━━━ Entries ━━━

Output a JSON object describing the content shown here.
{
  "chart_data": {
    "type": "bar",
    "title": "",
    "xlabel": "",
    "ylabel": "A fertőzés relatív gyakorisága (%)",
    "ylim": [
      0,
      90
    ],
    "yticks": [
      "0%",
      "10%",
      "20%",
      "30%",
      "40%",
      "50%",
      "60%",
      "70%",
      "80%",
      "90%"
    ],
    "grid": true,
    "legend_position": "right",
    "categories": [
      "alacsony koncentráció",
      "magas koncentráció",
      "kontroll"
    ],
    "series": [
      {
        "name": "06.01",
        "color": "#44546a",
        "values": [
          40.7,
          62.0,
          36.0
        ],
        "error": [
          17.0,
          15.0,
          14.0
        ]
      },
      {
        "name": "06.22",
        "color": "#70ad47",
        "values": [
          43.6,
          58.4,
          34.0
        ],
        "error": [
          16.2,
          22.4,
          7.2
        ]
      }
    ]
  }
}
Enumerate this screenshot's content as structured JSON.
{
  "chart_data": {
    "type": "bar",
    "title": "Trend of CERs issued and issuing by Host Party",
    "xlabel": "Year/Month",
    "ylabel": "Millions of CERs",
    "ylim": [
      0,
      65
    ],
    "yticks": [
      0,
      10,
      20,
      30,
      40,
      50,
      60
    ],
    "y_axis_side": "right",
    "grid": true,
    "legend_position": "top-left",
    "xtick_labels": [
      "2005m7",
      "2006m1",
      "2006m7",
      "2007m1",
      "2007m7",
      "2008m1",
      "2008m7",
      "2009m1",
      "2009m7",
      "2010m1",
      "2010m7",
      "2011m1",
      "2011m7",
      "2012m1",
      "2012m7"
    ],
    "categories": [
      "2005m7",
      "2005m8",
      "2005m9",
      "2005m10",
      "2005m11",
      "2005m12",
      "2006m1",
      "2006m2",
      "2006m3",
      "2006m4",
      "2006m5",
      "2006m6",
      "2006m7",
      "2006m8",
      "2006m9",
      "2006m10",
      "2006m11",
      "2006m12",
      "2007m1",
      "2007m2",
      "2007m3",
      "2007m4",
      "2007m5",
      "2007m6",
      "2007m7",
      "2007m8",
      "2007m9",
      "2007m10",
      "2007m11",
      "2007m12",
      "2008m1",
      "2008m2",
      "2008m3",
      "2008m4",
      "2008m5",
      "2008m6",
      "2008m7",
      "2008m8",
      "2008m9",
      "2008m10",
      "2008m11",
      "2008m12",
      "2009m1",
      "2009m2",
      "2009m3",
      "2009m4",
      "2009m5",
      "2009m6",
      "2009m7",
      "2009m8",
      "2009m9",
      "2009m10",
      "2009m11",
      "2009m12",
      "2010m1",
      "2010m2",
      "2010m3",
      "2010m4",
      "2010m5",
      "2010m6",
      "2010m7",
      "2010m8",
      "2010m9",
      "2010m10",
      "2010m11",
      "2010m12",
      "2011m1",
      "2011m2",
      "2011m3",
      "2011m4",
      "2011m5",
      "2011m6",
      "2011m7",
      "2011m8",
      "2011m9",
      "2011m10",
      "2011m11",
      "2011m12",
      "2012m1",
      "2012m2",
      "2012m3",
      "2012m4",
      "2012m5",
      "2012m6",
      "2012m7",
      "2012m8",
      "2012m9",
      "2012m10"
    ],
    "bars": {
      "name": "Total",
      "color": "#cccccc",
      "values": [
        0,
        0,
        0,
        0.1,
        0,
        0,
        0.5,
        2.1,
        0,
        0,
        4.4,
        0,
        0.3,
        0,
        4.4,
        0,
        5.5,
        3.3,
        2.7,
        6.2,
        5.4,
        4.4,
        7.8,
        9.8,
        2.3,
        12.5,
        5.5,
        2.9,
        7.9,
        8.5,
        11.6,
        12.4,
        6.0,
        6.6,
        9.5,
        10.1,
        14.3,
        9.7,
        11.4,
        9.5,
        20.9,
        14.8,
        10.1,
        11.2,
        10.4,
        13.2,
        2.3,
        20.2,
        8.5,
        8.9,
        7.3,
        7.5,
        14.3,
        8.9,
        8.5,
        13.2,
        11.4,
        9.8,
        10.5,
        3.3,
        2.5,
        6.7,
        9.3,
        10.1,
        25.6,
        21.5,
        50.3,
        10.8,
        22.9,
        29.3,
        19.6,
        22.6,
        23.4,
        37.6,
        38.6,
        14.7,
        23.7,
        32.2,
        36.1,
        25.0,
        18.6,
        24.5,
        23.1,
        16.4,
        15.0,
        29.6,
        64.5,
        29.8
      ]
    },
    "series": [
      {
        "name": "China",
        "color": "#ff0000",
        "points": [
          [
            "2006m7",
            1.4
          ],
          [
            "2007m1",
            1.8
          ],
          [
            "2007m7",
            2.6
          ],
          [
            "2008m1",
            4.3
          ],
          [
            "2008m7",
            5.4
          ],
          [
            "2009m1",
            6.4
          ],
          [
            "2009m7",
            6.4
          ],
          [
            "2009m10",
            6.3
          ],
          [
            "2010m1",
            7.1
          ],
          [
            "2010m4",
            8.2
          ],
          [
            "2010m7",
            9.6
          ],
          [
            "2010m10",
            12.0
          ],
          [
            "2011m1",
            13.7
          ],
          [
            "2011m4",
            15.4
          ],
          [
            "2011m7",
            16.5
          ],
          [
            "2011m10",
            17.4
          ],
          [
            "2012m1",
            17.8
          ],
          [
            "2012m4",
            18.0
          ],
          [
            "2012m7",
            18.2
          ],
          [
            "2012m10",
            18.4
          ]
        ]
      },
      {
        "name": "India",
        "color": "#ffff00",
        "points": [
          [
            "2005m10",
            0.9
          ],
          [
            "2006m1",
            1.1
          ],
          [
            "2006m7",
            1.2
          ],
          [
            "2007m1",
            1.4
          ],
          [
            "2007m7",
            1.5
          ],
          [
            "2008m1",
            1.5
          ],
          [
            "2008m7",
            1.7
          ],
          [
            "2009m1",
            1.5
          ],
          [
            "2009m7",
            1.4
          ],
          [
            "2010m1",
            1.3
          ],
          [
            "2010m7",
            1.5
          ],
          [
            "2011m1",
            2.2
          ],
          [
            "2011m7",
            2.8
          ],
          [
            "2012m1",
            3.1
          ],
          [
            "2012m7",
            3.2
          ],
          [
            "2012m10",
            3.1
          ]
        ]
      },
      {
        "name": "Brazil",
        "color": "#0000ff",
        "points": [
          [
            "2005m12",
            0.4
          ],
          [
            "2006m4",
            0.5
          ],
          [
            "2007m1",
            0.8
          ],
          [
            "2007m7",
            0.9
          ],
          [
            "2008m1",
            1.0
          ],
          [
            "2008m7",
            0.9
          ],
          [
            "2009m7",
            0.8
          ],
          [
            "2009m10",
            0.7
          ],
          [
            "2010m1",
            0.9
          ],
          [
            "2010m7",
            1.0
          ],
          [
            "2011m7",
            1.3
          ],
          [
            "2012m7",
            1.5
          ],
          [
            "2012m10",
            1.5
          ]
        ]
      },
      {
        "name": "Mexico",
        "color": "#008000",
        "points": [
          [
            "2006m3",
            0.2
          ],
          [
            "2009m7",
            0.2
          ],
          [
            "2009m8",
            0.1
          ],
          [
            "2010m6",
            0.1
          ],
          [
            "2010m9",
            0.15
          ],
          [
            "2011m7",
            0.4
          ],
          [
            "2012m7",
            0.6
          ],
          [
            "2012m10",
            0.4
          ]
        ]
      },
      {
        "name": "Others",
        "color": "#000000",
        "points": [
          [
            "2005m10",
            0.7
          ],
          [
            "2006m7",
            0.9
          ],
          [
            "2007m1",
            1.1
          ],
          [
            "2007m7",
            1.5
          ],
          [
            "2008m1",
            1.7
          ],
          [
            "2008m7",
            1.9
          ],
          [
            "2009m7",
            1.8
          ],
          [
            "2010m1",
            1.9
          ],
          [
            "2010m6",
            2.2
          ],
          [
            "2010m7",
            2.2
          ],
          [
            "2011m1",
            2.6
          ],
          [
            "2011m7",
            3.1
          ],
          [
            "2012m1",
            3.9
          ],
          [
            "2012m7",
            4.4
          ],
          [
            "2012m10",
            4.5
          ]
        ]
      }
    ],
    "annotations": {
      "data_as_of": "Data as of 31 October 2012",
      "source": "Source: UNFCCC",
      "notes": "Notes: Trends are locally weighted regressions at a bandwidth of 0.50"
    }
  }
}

━━━

* [Brief] Gather all lines with the string "color" from the data.

* [Correct output]
        "color": "#44546a",
        "color": "#70ad47",
      "color": "#cccccc",
        "color": "#ff0000",
        "color": "#ffff00",
        "color": "#0000ff",
        "color": "#008000",
        "color": "#000000",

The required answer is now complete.